┌──
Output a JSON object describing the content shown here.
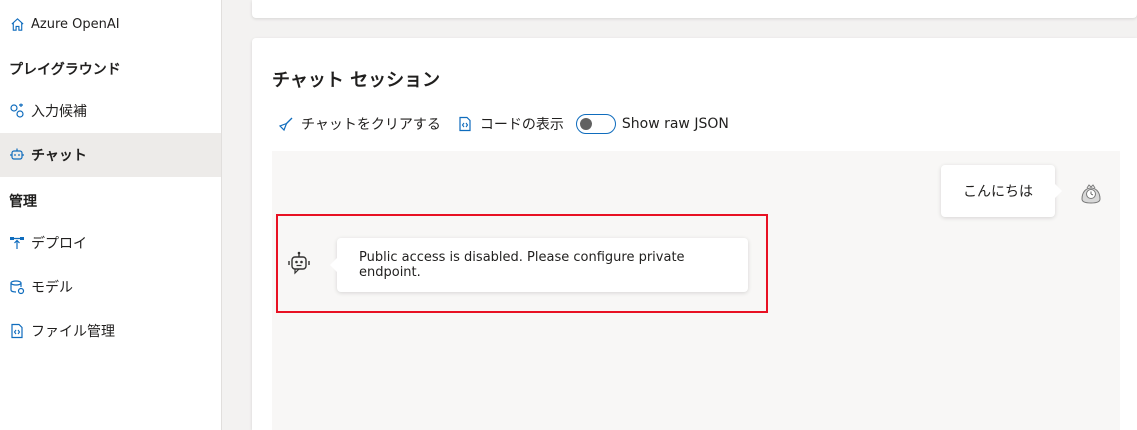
{
  "sidebar": {
    "home_label": "Azure OpenAI",
    "section_playground": "プレイグラウンド",
    "items_playground": [
      {
        "label": "入力候補",
        "icon": "completions-icon"
      },
      {
        "label": "チャット",
        "icon": "chat-bot-icon",
        "active": true
      }
    ],
    "section_management": "管理",
    "items_management": [
      {
        "label": "デプロイ",
        "icon": "deploy-icon"
      },
      {
        "label": "モデル",
        "icon": "models-icon"
      },
      {
        "label": "ファイル管理",
        "icon": "file-management-icon"
      }
    ]
  },
  "chat": {
    "title": "チャット セッション",
    "toolbar": {
      "clear_label": "チャットをクリアする",
      "code_label": "コードの表示",
      "raw_json_label": "Show raw JSON",
      "raw_json_on": false
    },
    "messages": [
      {
        "role": "user",
        "text": "こんにちは"
      },
      {
        "role": "assistant",
        "text": "Public access is disabled. Please configure private endpoint."
      }
    ]
  },
  "colors": {
    "accent": "#0f6cbd",
    "highlight": "#e81123",
    "active_item_bg": "#edebe9",
    "chat_area_bg": "#f8f7f6"
  }
}
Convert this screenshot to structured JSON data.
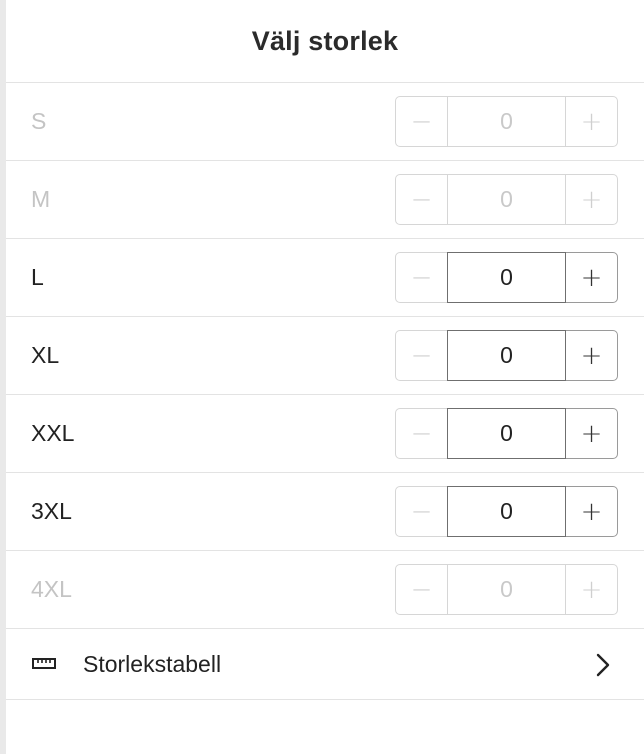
{
  "header": {
    "title": "Välj storlek"
  },
  "sizes": [
    {
      "label": "S",
      "quantity": "0",
      "enabled": false
    },
    {
      "label": "M",
      "quantity": "0",
      "enabled": false
    },
    {
      "label": "L",
      "quantity": "0",
      "enabled": true
    },
    {
      "label": "XL",
      "quantity": "0",
      "enabled": true
    },
    {
      "label": "XXL",
      "quantity": "0",
      "enabled": true
    },
    {
      "label": "3XL",
      "quantity": "0",
      "enabled": true
    },
    {
      "label": "4XL",
      "quantity": "0",
      "enabled": false
    }
  ],
  "stepper": {
    "minus_symbol": "−",
    "plus_symbol": "+"
  },
  "size_chart": {
    "label": "Storlekstabell",
    "icon": "ruler-icon",
    "chevron": "chevron-right-icon"
  },
  "colors": {
    "text": "#222222",
    "disabled_text": "#c4c4c4",
    "divider": "#e3e3e3"
  }
}
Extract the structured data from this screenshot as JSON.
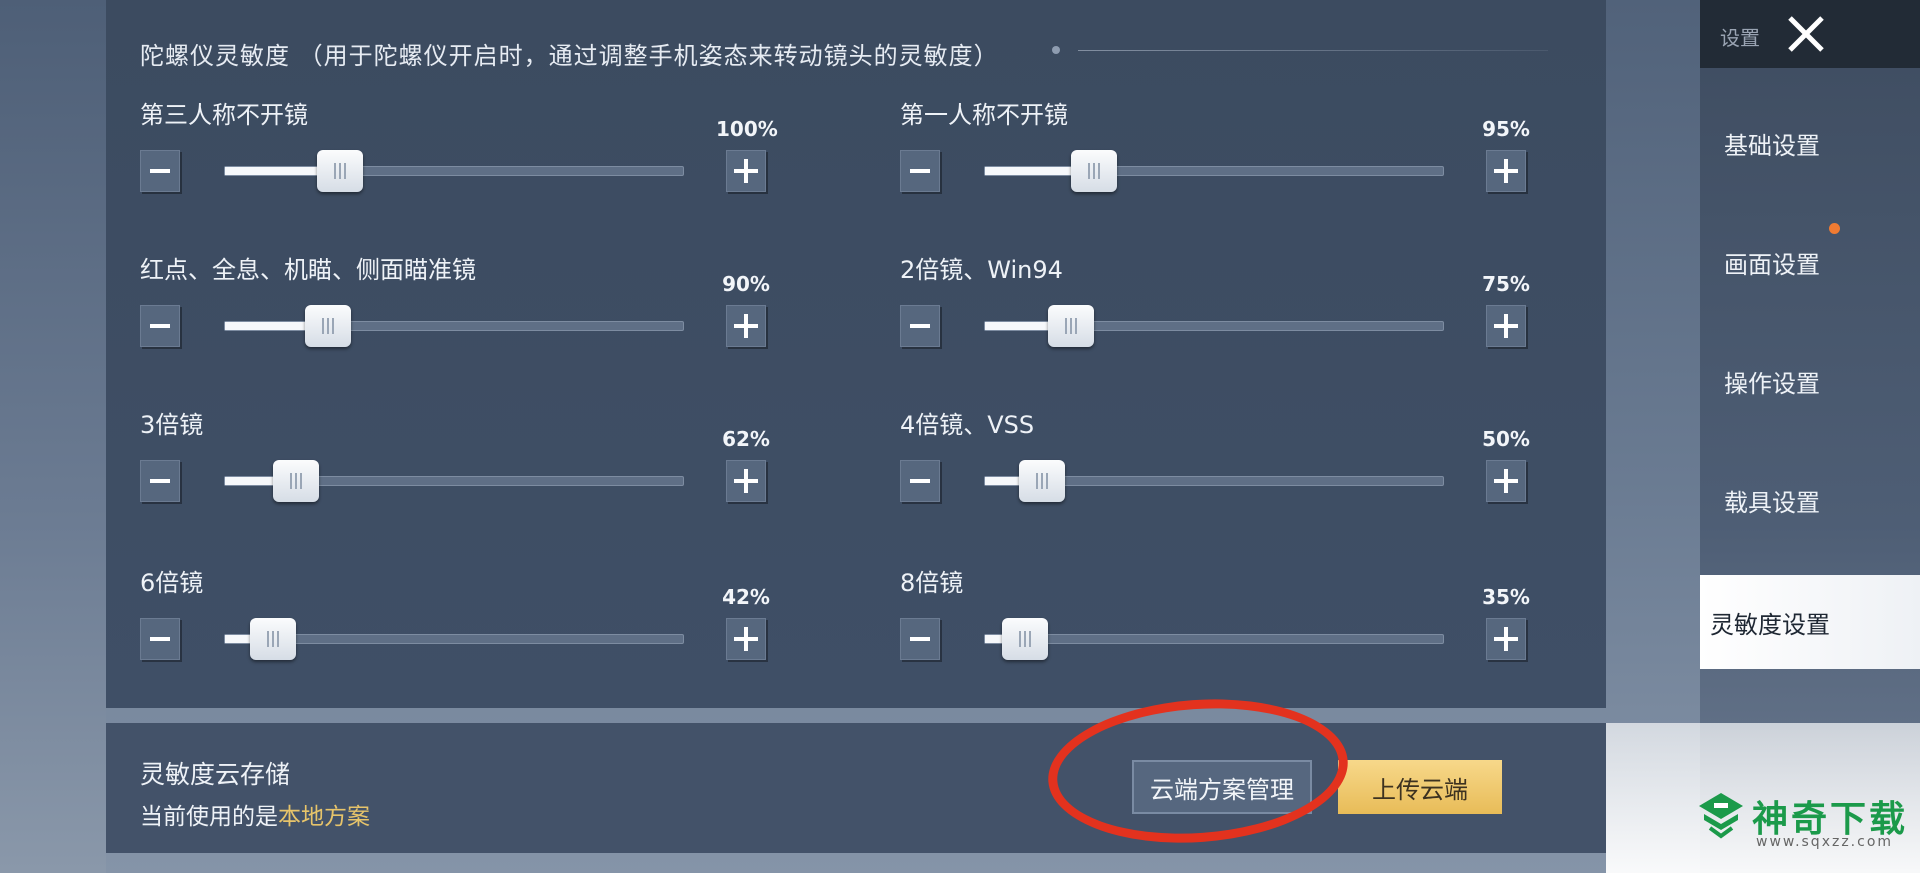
{
  "header": {
    "title": "陀螺仪灵敏度 （用于陀螺仪开启时，通过调整手机姿态来转动镜头的灵敏度）"
  },
  "sliders": [
    {
      "label": "第三人称不开镜",
      "percent_text": "100%",
      "value": 100
    },
    {
      "label": "第一人称不开镜",
      "percent_text": "95%",
      "value": 95
    },
    {
      "label": "红点、全息、机瞄、侧面瞄准镜",
      "percent_text": "90%",
      "value": 90
    },
    {
      "label": "2倍镜、Win94",
      "percent_text": "75%",
      "value": 75
    },
    {
      "label": "3倍镜",
      "percent_text": "62%",
      "value": 62
    },
    {
      "label": "4倍镜、VSS",
      "percent_text": "50%",
      "value": 50
    },
    {
      "label": "6倍镜",
      "percent_text": "42%",
      "value": 42
    },
    {
      "label": "8倍镜",
      "percent_text": "35%",
      "value": 35
    }
  ],
  "stepper": {
    "minus": "−",
    "plus": "+"
  },
  "cloud": {
    "title": "灵敏度云存储",
    "status_prefix": "当前使用的是",
    "status_value": "本地方案",
    "manage_label": "云端方案管理",
    "upload_label": "上传云端"
  },
  "sidebar": {
    "top_label": "设置",
    "items": [
      {
        "label": "基础设置"
      },
      {
        "label": "画面设置"
      },
      {
        "label": "操作设置"
      },
      {
        "label": "载具设置"
      },
      {
        "label": "灵敏度设置"
      }
    ]
  },
  "watermark": {
    "brand": "神奇下载",
    "url": "www.sqxzz.com"
  },
  "colors": {
    "accent_orange": "#f07b32",
    "highlight_red": "#e3321e",
    "upload_yellow": "#e8bc58",
    "status_gold": "#e7c46a",
    "watermark_green": "#1b9a4a"
  }
}
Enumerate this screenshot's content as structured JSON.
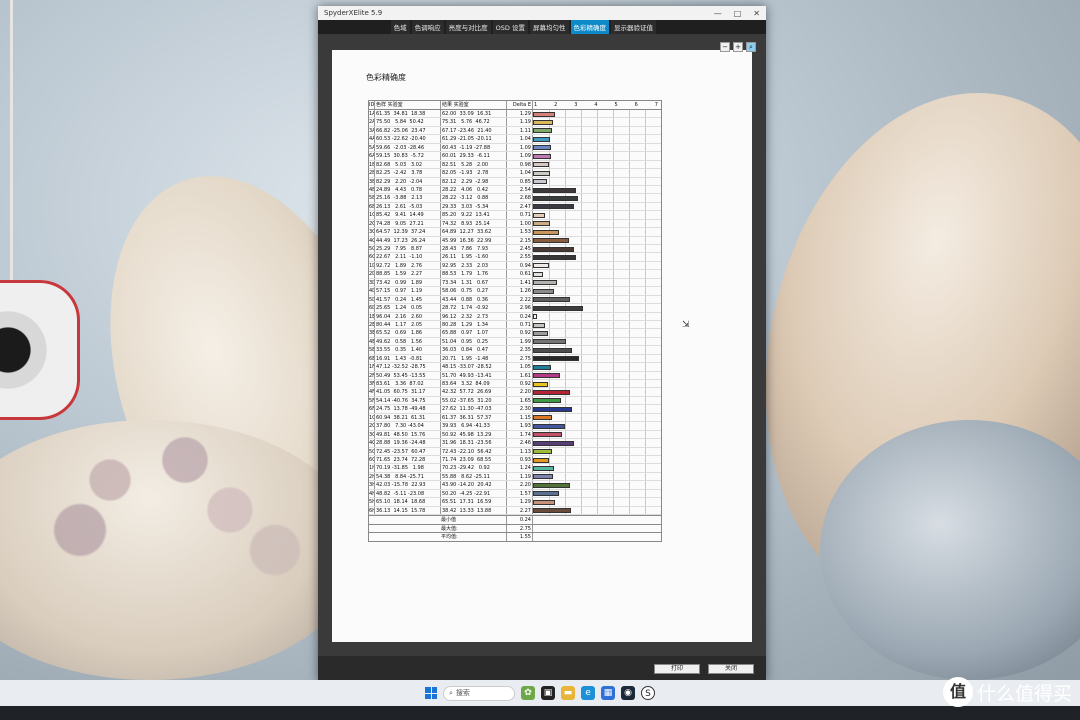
{
  "window": {
    "title": "SpyderXElite 5.9",
    "controls": [
      "—",
      "□",
      "✕"
    ]
  },
  "tabs": [
    {
      "label": "色域",
      "active": false
    },
    {
      "label": "色调响应",
      "active": false
    },
    {
      "label": "亮度与对比度",
      "active": false
    },
    {
      "label": "OSD 设置",
      "active": false
    },
    {
      "label": "屏幕均匀性",
      "active": false
    },
    {
      "label": "色彩精确度",
      "active": true
    },
    {
      "label": "显示器验证值",
      "active": false
    }
  ],
  "toolbar_icons": [
    "zoom-out-icon",
    "zoom-in-icon",
    "zoom-fit-icon"
  ],
  "report": {
    "title": "色彩精确度",
    "columns": {
      "id": "ID",
      "reference": "色样  实验室",
      "measured": "结果  实验室",
      "delta": "Delta E",
      "scale": [
        "1",
        "2",
        "3",
        "4",
        "5",
        "6",
        "7"
      ]
    },
    "rows": [
      {
        "id": "1A",
        "ref": "61.35  34.81  18.38",
        "meas": "62.00  33.09  16.31",
        "de": "1.29",
        "color": "#d47f7a"
      },
      {
        "id": "2A",
        "ref": "75.50   5.84  50.42",
        "meas": "75.31   5.76  46.72",
        "de": "1.19",
        "color": "#d9b95a"
      },
      {
        "id": "3A",
        "ref": "66.82 -25.06  23.47",
        "meas": "67.17 -23.46  21.40",
        "de": "1.11",
        "color": "#7fa86a"
      },
      {
        "id": "4A",
        "ref": "60.53 -22.62 -20.40",
        "meas": "61.29 -21.05 -20.11",
        "de": "1.04",
        "color": "#3f9cbf"
      },
      {
        "id": "5A",
        "ref": "59.66  -2.03 -28.46",
        "meas": "60.43  -1.19 -27.88",
        "de": "1.09",
        "color": "#6c88c2"
      },
      {
        "id": "6A",
        "ref": "59.15  30.83  -5.72",
        "meas": "60.01  29.33  -6.11",
        "de": "1.09",
        "color": "#c07ab2"
      },
      {
        "id": "1B",
        "ref": "82.68   5.03   3.02",
        "meas": "82.51   5.28   2.00",
        "de": "0.98",
        "color": "#d6c9c4"
      },
      {
        "id": "2B",
        "ref": "82.25  -2.42   3.78",
        "meas": "82.05  -1.93   2.78",
        "de": "1.04",
        "color": "#c9cdc2"
      },
      {
        "id": "3B",
        "ref": "82.29   2.20  -2.04",
        "meas": "82.12   2.29  -2.98",
        "de": "0.85",
        "color": "#cbcad2"
      },
      {
        "id": "4B",
        "ref": "24.89   4.43   0.78",
        "meas": "28.22   4.06   0.42",
        "de": "2.54",
        "color": "#3d393a"
      },
      {
        "id": "5B",
        "ref": "25.16  -3.88   2.13",
        "meas": "28.22  -3.12   0.88",
        "de": "2.68",
        "color": "#393d39"
      },
      {
        "id": "6B",
        "ref": "26.13   2.61  -5.03",
        "meas": "29.33   3.03  -5.34",
        "de": "2.47",
        "color": "#3b3a42"
      },
      {
        "id": "1C",
        "ref": "85.42   9.41  14.49",
        "meas": "85.20   9.22  13.41",
        "de": "0.71",
        "color": "#e6cdb7"
      },
      {
        "id": "2C",
        "ref": "74.28   9.05  27.21",
        "meas": "74.32   8.93  25.14",
        "de": "1.00",
        "color": "#ccab85"
      },
      {
        "id": "3C",
        "ref": "64.57  12.39  37.24",
        "meas": "64.89  12.27  33.62",
        "de": "1.53",
        "color": "#c9955a"
      },
      {
        "id": "4C",
        "ref": "44.49  17.23  26.24",
        "meas": "45.99  16.36  22.99",
        "de": "2.15",
        "color": "#8a5c3e"
      },
      {
        "id": "5C",
        "ref": "25.29   7.95   8.87",
        "meas": "28.43   7.86   7.93",
        "de": "2.45",
        "color": "#4a3a35"
      },
      {
        "id": "6C",
        "ref": "22.67   2.11  -1.10",
        "meas": "26.11   1.95  -1.60",
        "de": "2.55",
        "color": "#383738"
      },
      {
        "id": "1D",
        "ref": "92.72   1.89   2.76",
        "meas": "92.95   2.33   2.03",
        "de": "0.94",
        "color": "#efeae6"
      },
      {
        "id": "2D",
        "ref": "88.85   1.59   2.27",
        "meas": "88.53   1.79   1.76",
        "de": "0.61",
        "color": "#e4e0dc"
      },
      {
        "id": "3D",
        "ref": "73.42   0.99   1.89",
        "meas": "73.34   1.31   0.67",
        "de": "1.41",
        "color": "#b5b3af"
      },
      {
        "id": "4D",
        "ref": "57.15   0.97   1.19",
        "meas": "58.06   0.75   0.27",
        "de": "1.26",
        "color": "#8b8a88"
      },
      {
        "id": "5D",
        "ref": "41.57   0.24   1.45",
        "meas": "43.44   0.88   0.36",
        "de": "2.22",
        "color": "#605f5d"
      },
      {
        "id": "6D",
        "ref": "25.65   1.24   0.05",
        "meas": "28.72   1.74  -0.92",
        "de": "2.96",
        "color": "#3e3d3d"
      },
      {
        "id": "1E",
        "ref": "96.04   2.16   2.60",
        "meas": "96.12   2.32   2.73",
        "de": "0.24",
        "color": "#f7f3ef"
      },
      {
        "id": "2E",
        "ref": "80.44   1.17   2.05",
        "meas": "80.28   1.29   1.34",
        "de": "0.71",
        "color": "#c7c4c0"
      },
      {
        "id": "3E",
        "ref": "65.52   0.69   1.86",
        "meas": "65.88   0.97   1.07",
        "de": "0.92",
        "color": "#9e9c99"
      },
      {
        "id": "4E",
        "ref": "49.62   0.58   1.56",
        "meas": "51.04   0.95   0.25",
        "de": "1.99",
        "color": "#767573"
      },
      {
        "id": "5E",
        "ref": "33.55   0.35   1.40",
        "meas": "36.03   0.84   0.47",
        "de": "2.35",
        "color": "#4f4e4d"
      },
      {
        "id": "6E",
        "ref": "16.91   1.43  -0.81",
        "meas": "20.71   1.95  -1.48",
        "de": "2.75",
        "color": "#2a292a"
      },
      {
        "id": "1F",
        "ref": "47.12 -32.52 -28.75",
        "meas": "48.15 -33.07 -28.52",
        "de": "1.05",
        "color": "#1d7f9c"
      },
      {
        "id": "2F",
        "ref": "50.49  53.45 -13.55",
        "meas": "51.70  49.93 -13.41",
        "de": "1.61",
        "color": "#b23a87"
      },
      {
        "id": "3F",
        "ref": "83.61   3.36  87.02",
        "meas": "83.64   3.32  84.09",
        "de": "0.92",
        "color": "#e8c520"
      },
      {
        "id": "4F",
        "ref": "41.05  60.75  31.17",
        "meas": "42.32  57.72  26.69",
        "de": "2.20",
        "color": "#b52435"
      },
      {
        "id": "5F",
        "ref": "54.14 -40.76  34.75",
        "meas": "55.02 -37.65  31.20",
        "de": "1.65",
        "color": "#3f9a45"
      },
      {
        "id": "6F",
        "ref": "24.75  13.78 -49.48",
        "meas": "27.62  11.30 -47.03",
        "de": "2.30",
        "color": "#283a90"
      },
      {
        "id": "1G",
        "ref": "60.94  38.21  61.31",
        "meas": "61.37  36.31  57.37",
        "de": "1.15",
        "color": "#dc7a2a"
      },
      {
        "id": "2G",
        "ref": "37.80   7.30 -43.04",
        "meas": "39.93   6.94 -41.33",
        "de": "1.93",
        "color": "#4556a0"
      },
      {
        "id": "3G",
        "ref": "49.81  48.50  15.76",
        "meas": "50.92  45.98  13.29",
        "de": "1.74",
        "color": "#c4506a"
      },
      {
        "id": "4G",
        "ref": "28.88  19.36 -24.48",
        "meas": "31.96  18.31 -23.56",
        "de": "2.46",
        "color": "#583e77"
      },
      {
        "id": "5G",
        "ref": "72.45 -23.57  60.47",
        "meas": "72.43 -22.10  56.42",
        "de": "1.13",
        "color": "#9ebc3a"
      },
      {
        "id": "6G",
        "ref": "71.65  23.74  72.28",
        "meas": "71.74  23.09  68.55",
        "de": "0.93",
        "color": "#e29a23"
      },
      {
        "id": "1H",
        "ref": "70.19 -31.85   1.98",
        "meas": "70.23 -29.42   0.92",
        "de": "1.24",
        "color": "#52b89e"
      },
      {
        "id": "2H",
        "ref": "54.38   8.84 -25.71",
        "meas": "55.88   8.62 -25.11",
        "de": "1.19",
        "color": "#7f82ad"
      },
      {
        "id": "3H",
        "ref": "42.03 -15.78  22.93",
        "meas": "43.90 -14.20  20.42",
        "de": "2.20",
        "color": "#53723a"
      },
      {
        "id": "4H",
        "ref": "48.82  -5.11 -23.08",
        "meas": "50.20  -4.25 -22.91",
        "de": "1.57",
        "color": "#5a7193"
      },
      {
        "id": "5H",
        "ref": "65.10  18.14  18.68",
        "meas": "65.51  17.31  16.59",
        "de": "1.29",
        "color": "#c59179"
      },
      {
        "id": "6H",
        "ref": "36.13  14.15  15.78",
        "meas": "38.42  13.33  13.88",
        "de": "2.27",
        "color": "#6a4a3a"
      }
    ],
    "summary": [
      {
        "label": "最小值",
        "value": "0.24"
      },
      {
        "label": "最大值:",
        "value": "2.75"
      },
      {
        "label": "平均值:",
        "value": "1.55"
      }
    ]
  },
  "buttons": {
    "print": "打印",
    "close": "关闭"
  },
  "taskbar": {
    "search_placeholder": "搜索",
    "icons": [
      "start-icon",
      "search-icon",
      "widgets-icon",
      "task-view-icon",
      "file-explorer-icon",
      "edge-icon",
      "store-icon",
      "steam-icon",
      "app-icon"
    ]
  },
  "watermark": {
    "logo": "值",
    "text": "什么值得买"
  }
}
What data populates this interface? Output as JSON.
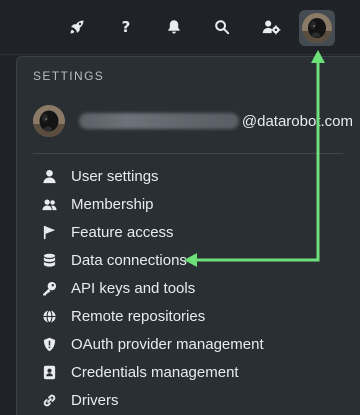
└──
### GOAL:
Copy every line of the listing containing the string "file".

### ANSWER BELOW:
        "icon": "file-management-icon"
      "file-explorer-icon",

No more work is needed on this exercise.